▸ Given problem: In the entries, find all lines that hold the word "color" and copy them.

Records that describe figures

***

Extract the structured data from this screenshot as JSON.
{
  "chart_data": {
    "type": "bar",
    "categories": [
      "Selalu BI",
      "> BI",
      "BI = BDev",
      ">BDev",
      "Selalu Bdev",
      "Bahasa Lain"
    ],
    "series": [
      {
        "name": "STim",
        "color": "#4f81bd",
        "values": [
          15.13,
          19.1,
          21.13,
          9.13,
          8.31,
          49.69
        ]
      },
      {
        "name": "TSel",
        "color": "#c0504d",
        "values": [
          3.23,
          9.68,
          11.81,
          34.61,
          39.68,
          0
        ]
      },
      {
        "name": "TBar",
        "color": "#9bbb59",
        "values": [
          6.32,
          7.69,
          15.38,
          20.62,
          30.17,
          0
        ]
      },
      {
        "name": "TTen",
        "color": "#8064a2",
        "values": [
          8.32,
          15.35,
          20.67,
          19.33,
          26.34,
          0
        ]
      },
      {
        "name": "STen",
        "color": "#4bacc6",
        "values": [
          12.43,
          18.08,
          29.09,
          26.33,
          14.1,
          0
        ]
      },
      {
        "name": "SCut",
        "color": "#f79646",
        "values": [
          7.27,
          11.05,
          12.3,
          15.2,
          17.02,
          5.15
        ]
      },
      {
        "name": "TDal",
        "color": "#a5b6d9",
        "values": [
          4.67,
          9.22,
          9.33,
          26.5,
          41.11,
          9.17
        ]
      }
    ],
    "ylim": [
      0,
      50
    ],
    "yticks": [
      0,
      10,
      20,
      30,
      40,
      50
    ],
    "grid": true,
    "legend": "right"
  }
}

***

▸ Completed exercise:
        "color": "#4f81bd",
        "color": "#c0504d",
        "color": "#9bbb59",
        "color": "#8064a2",
        "color": "#4bacc6",
        "color": "#f79646",
        "color": "#a5b6d9",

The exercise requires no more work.